INSTRUCTIONS TO FOLLOW
Copy every line of the data that contains the string "monev".

TASK MATERIAL

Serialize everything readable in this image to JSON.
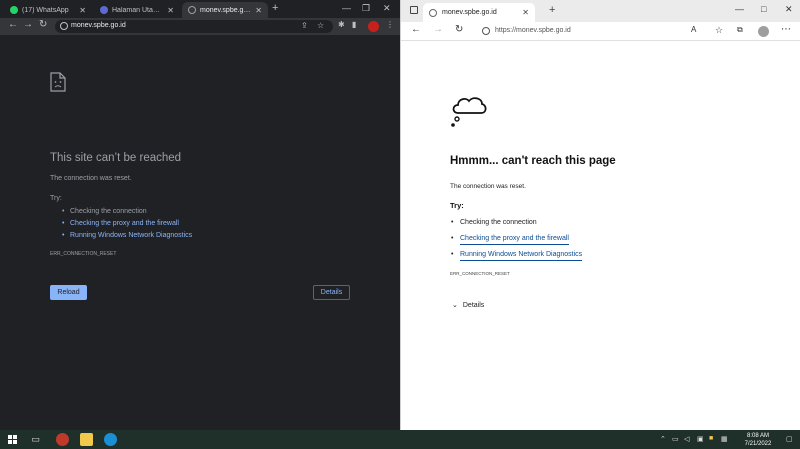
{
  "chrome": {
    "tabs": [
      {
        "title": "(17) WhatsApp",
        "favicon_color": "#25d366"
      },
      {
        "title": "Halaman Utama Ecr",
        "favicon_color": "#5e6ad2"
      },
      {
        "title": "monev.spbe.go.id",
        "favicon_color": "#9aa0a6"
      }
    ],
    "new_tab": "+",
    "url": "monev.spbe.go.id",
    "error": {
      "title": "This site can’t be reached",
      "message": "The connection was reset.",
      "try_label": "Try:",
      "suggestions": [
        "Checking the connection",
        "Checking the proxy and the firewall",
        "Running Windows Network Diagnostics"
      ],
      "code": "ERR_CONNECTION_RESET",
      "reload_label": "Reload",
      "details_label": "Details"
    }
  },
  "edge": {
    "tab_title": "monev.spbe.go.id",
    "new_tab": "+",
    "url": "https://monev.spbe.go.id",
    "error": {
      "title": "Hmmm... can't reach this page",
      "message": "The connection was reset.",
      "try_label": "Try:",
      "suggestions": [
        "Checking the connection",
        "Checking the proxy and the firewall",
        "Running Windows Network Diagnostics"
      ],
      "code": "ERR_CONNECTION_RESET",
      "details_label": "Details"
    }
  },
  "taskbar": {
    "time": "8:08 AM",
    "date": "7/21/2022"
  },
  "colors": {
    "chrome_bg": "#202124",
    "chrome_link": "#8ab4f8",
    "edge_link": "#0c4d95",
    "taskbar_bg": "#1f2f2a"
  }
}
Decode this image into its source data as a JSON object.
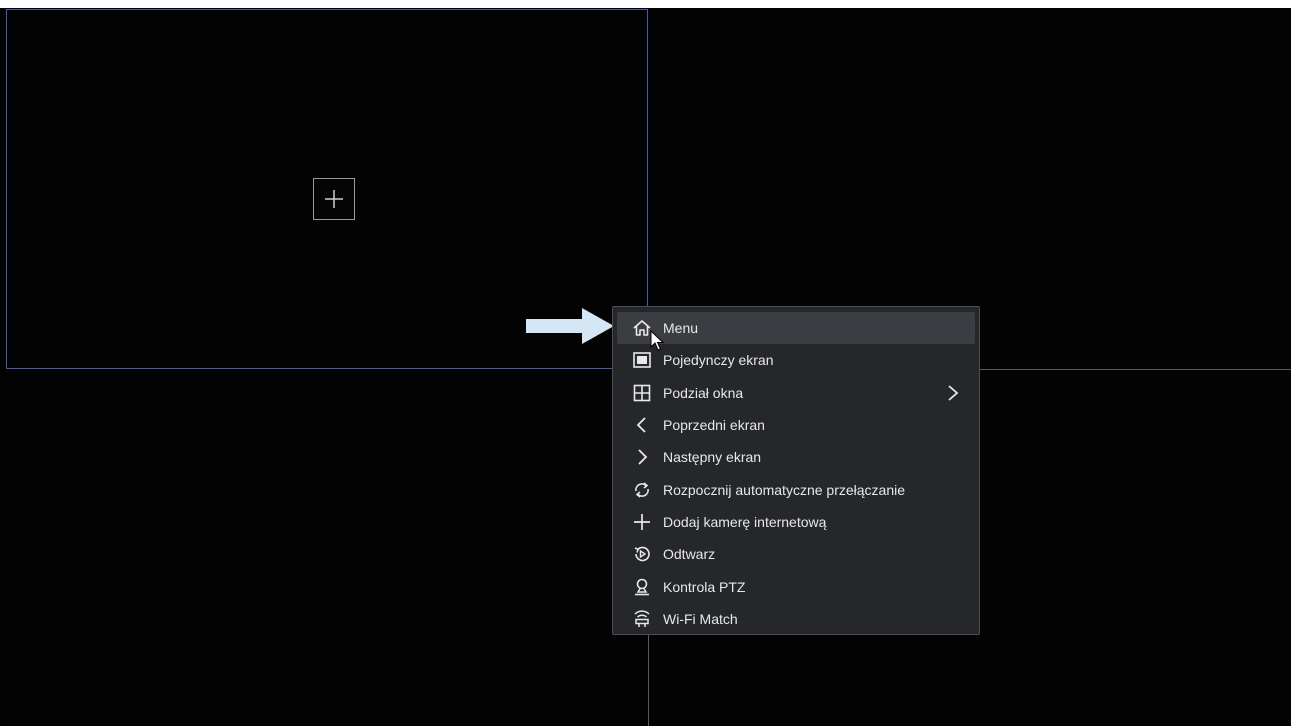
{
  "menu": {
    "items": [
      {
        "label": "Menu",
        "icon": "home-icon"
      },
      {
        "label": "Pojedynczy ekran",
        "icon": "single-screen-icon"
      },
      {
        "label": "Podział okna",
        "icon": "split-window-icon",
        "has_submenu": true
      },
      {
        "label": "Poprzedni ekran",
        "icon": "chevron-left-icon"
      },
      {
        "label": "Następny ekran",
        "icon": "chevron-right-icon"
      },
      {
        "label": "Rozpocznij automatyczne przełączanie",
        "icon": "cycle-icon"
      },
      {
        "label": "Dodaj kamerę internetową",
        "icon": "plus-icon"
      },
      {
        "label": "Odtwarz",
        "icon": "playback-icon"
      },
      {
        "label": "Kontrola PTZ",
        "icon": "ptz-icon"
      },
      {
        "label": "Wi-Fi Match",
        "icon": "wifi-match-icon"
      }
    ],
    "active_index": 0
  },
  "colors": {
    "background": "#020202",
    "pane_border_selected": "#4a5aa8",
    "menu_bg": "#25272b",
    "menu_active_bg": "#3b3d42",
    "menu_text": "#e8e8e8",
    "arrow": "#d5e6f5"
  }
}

--

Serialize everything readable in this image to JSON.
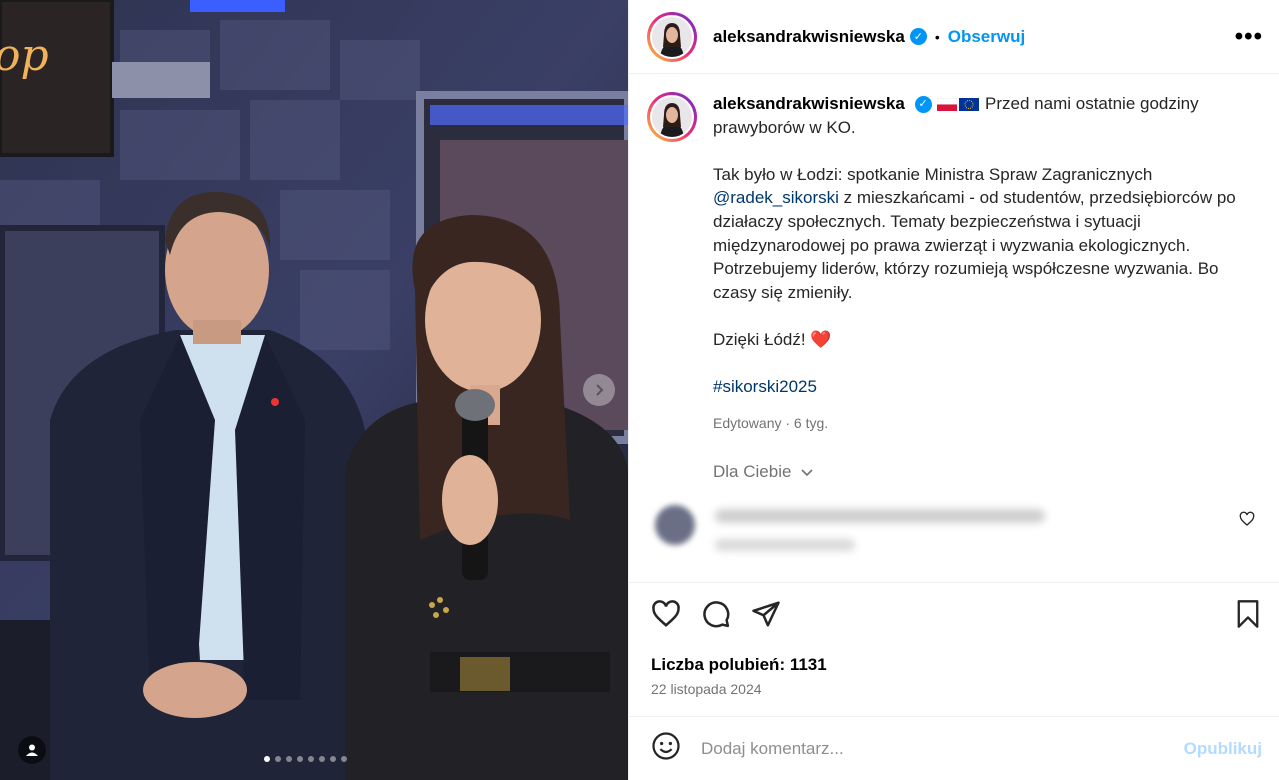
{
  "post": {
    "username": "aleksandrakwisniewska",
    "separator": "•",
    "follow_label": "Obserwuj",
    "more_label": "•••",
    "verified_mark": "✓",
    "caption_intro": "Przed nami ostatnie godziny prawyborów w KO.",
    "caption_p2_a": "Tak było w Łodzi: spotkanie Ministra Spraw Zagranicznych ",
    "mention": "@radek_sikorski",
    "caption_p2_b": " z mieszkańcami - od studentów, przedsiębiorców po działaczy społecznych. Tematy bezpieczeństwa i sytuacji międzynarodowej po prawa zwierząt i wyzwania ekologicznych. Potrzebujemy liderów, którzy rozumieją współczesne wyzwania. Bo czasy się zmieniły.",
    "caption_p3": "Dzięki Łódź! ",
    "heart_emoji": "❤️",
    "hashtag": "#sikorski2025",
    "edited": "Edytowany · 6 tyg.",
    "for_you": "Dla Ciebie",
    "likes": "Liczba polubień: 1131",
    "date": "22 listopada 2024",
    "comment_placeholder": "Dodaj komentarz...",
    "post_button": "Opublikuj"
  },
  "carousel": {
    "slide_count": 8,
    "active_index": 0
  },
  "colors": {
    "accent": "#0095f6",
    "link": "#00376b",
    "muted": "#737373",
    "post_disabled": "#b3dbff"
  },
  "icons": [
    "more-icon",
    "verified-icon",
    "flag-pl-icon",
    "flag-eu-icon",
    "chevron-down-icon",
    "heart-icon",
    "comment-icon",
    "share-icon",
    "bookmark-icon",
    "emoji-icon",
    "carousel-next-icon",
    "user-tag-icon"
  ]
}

ANSWER TO THIS PROBLEM
        "title": "monev.spbe.go.id",
    "url": "monev.spbe.go.id",
    "tab_title": "monev.spbe.go.id",
    "url": "https://monev.spbe.go.id",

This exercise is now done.